BEGIN

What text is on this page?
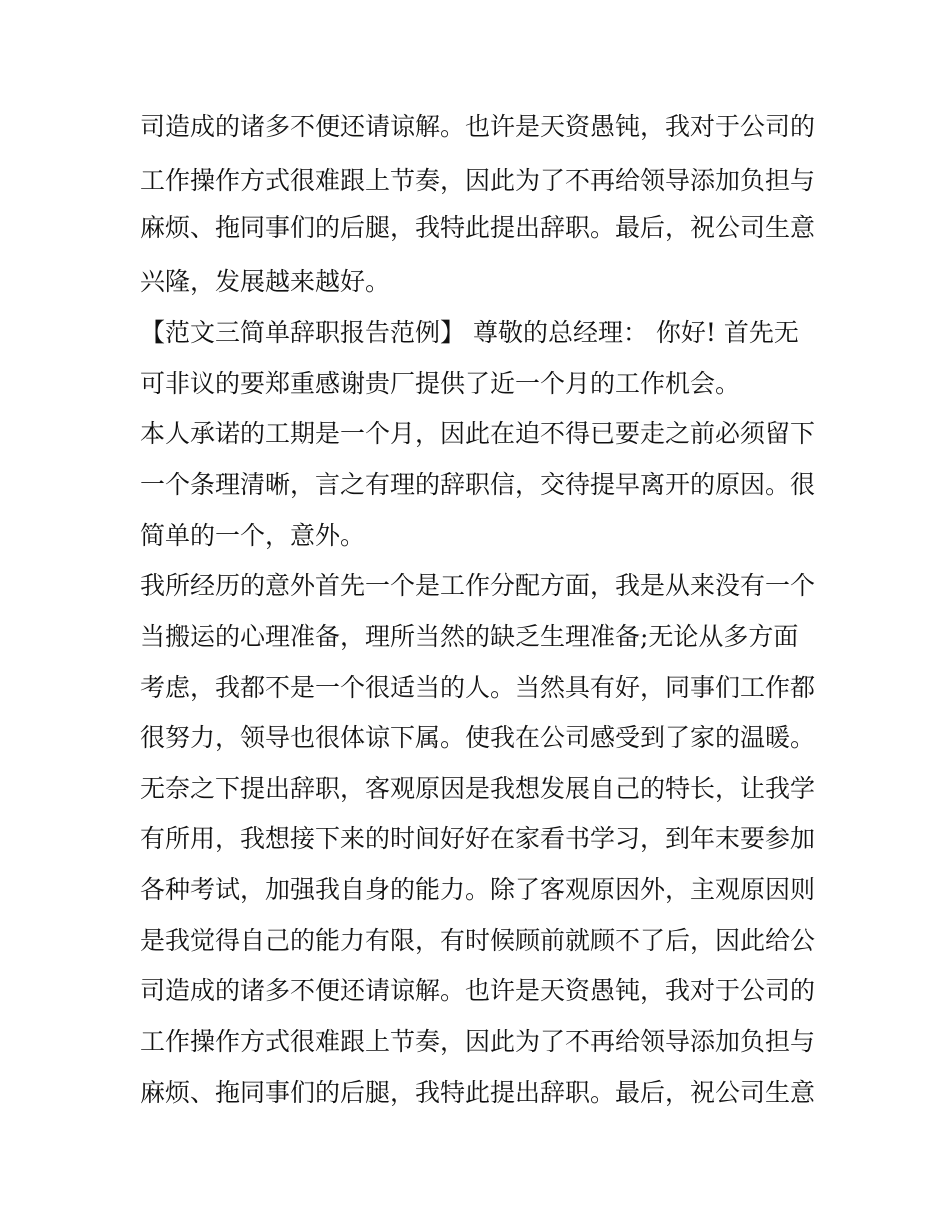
司造成的诸多不便还请谅解。也许是天资愚钝，我对于公司的

工作操作方式很难跟上节奏，因此为了不再给领导添加负担与

麻烦、拖同事们的后腿，我特此提出辞职。最后，祝公司生意

兴隆，发展越来越好。

【范文三简单辞职报告范例】 尊敬的总经理： 你好! 首先无

可非议的要郑重感谢贵厂提供了近一个月的工作机会。

本人承诺的工期是一个月，因此在迫不得已要走之前必须留下

一个条理清晰，言之有理的辞职信，交待提早离开的原因。很

简单的一个，意外。

我所经历的意外首先一个是工作分配方面，我是从来没有一个

当搬运的心理准备，理所当然的缺乏生理准备;无论从多方面

考虑，我都不是一个很适当的人。当然具有好，同事们工作都

很努力，领导也很体谅下属。使我在公司感受到了家的温暖。

无奈之下提出辞职，客观原因是我想发展自己的特长，让我学

有所用，我想接下来的时间好好在家看书学习，到年末要参加

各种考试，加强我自身的能力。除了客观原因外，主观原因则

是我觉得自己的能力有限，有时候顾前就顾不了后，因此给公

司造成的诸多不便还请谅解。也许是天资愚钝，我对于公司的

工作操作方式很难跟上节奏，因此为了不再给领导添加负担与

麻烦、拖同事们的后腿，我特此提出辞职。最后，祝公司生意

END

*The exercise:*
Quote each line of the listing exactly, but leave the pictures out.

*Complete answer:*
What text is on this page?
司造成的诸多不便还请谅解。也许是天资愚钝，我对于公司的

工作操作方式很难跟上节奏，因此为了不再给领导添加负担与

麻烦、拖同事们的后腿，我特此提出辞职。最后，祝公司生意

兴隆，发展越来越好。

【范文三简单辞职报告范例】 尊敬的总经理： 你好! 首先无

可非议的要郑重感谢贵厂提供了近一个月的工作机会。

本人承诺的工期是一个月，因此在迫不得已要走之前必须留下

一个条理清晰，言之有理的辞职信，交待提早离开的原因。很

简单的一个，意外。

我所经历的意外首先一个是工作分配方面，我是从来没有一个

当搬运的心理准备，理所当然的缺乏生理准备;无论从多方面

考虑，我都不是一个很适当的人。当然具有好，同事们工作都

很努力，领导也很体谅下属。使我在公司感受到了家的温暖。

无奈之下提出辞职，客观原因是我想发展自己的特长，让我学

有所用，我想接下来的时间好好在家看书学习，到年末要参加

各种考试，加强我自身的能力。除了客观原因外，主观原因则

是我觉得自己的能力有限，有时候顾前就顾不了后，因此给公

司造成的诸多不便还请谅解。也许是天资愚钝，我对于公司的

工作操作方式很难跟上节奏，因此为了不再给领导添加负担与

麻烦、拖同事们的后腿，我特此提出辞职。最后，祝公司生意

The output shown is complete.